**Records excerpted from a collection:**

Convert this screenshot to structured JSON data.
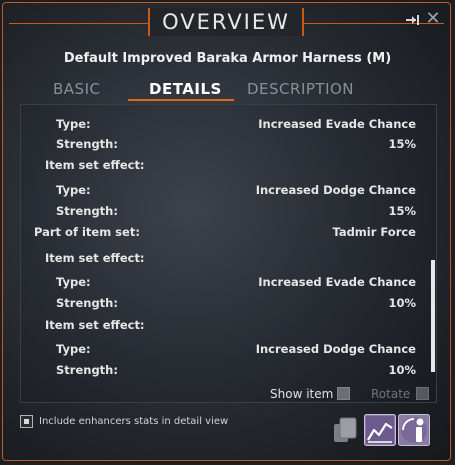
{
  "window": {
    "title": "OVERVIEW"
  },
  "item": {
    "name": "Default Improved Baraka Armor Harness (M)"
  },
  "tabs": [
    {
      "label": "BASIC",
      "active": false
    },
    {
      "label": "DETAILS",
      "active": true
    },
    {
      "label": "DESCRIPTION",
      "active": false
    }
  ],
  "details": [
    {
      "label": "Type:",
      "value": "Increased Evade Chance"
    },
    {
      "label": "Strength:",
      "value": "15%"
    },
    {
      "label": "Item set effect:",
      "value": ""
    },
    {
      "label": "Type:",
      "value": "Increased Dodge Chance"
    },
    {
      "label": "Strength:",
      "value": "15%"
    },
    {
      "label": "Part of item set:",
      "value": "Tadmir Force"
    },
    {
      "label": "Item set effect:",
      "value": ""
    },
    {
      "label": "Type:",
      "value": "Increased Evade Chance"
    },
    {
      "label": "Strength:",
      "value": "10%"
    },
    {
      "label": "Item set effect:",
      "value": ""
    },
    {
      "label": "Type:",
      "value": "Increased Dodge Chance"
    },
    {
      "label": "Strength:",
      "value": "10%"
    }
  ],
  "controls": {
    "show_item_label": "Show item",
    "rotate_label": "Rotate",
    "include_enhancers_label": "Include enhancers stats in detail view"
  },
  "icons": {
    "pin": "pin-icon",
    "close": "close-icon",
    "compare": "compare-icon",
    "stats": "stats-chart-icon",
    "info": "info-icon"
  },
  "colors": {
    "accent": "#c65a16",
    "active_tab_underline": "#d96a1e"
  }
}
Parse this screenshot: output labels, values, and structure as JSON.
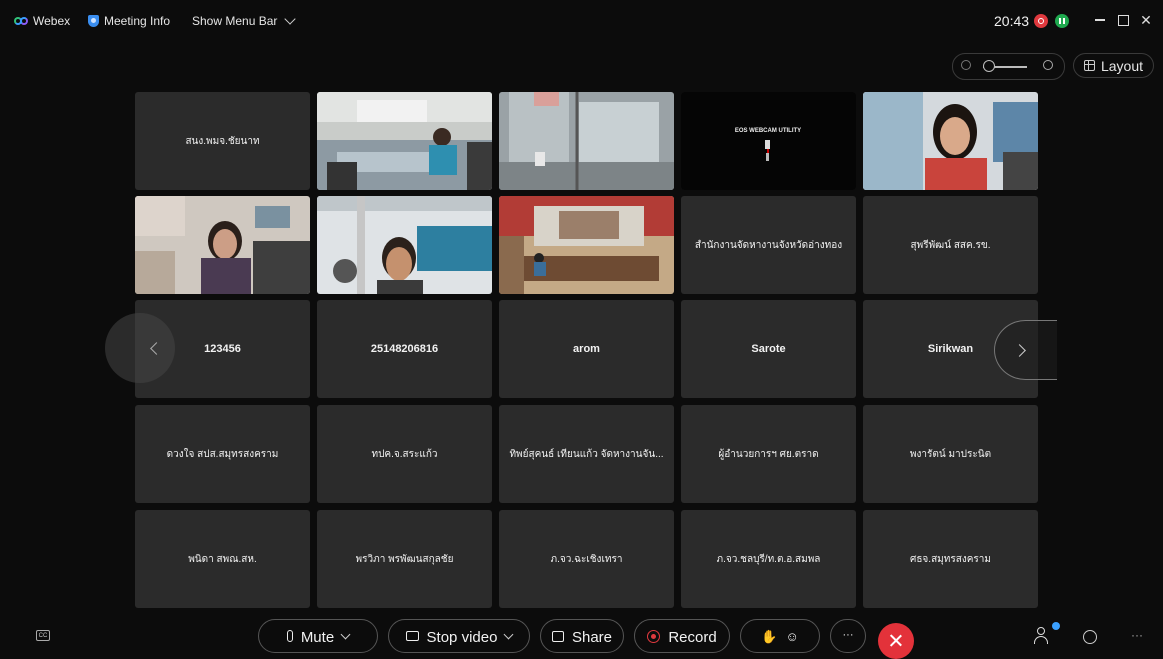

**What the task requires:** Copy the records exactly as they appear, excluding images.

**Answer to the problem:**
Convert this screenshot to structured JSON data.
{
  "window": {
    "title": "OVERVIEW"
  },
  "item": {
    "name": "Default Improved Baraka Armor Harness (M)"
  },
  "tabs": [
    {
      "label": "BASIC",
      "active": false
    },
    {
      "label": "DETAILS",
      "active": true
    },
    {
      "label": "DESCRIPTION",
      "active": false
    }
  ],
  "details": [
    {
      "label": "Type:",
      "value": "Increased Evade Chance"
    },
    {
      "label": "Strength:",
      "value": "15%"
    },
    {
      "label": "Item set effect:",
      "value": ""
    },
    {
      "label": "Type:",
      "value": "Increased Dodge Chance"
    },
    {
      "label": "Strength:",
      "value": "15%"
    },
    {
      "label": "Part of item set:",
      "value": "Tadmir Force"
    },
    {
      "label": "Item set effect:",
      "value": ""
    },
    {
      "label": "Type:",
      "value": "Increased Evade Chance"
    },
    {
      "label": "Strength:",
      "value": "10%"
    },
    {
      "label": "Item set effect:",
      "value": ""
    },
    {
      "label": "Type:",
      "value": "Increased Dodge Chance"
    },
    {
      "label": "Strength:",
      "value": "10%"
    }
  ],
  "controls": {
    "show_item_label": "Show item",
    "rotate_label": "Rotate",
    "include_enhancers_label": "Include enhancers stats in detail view"
  },
  "icons": {
    "pin": "pin-icon",
    "close": "close-icon",
    "compare": "compare-icon",
    "stats": "stats-chart-icon",
    "info": "info-icon"
  },
  "colors": {
    "accent": "#c65a16",
    "active_tab_underline": "#d96a1e"
  }
}
Parse this screenshot: output labels, values, and structure as JSON.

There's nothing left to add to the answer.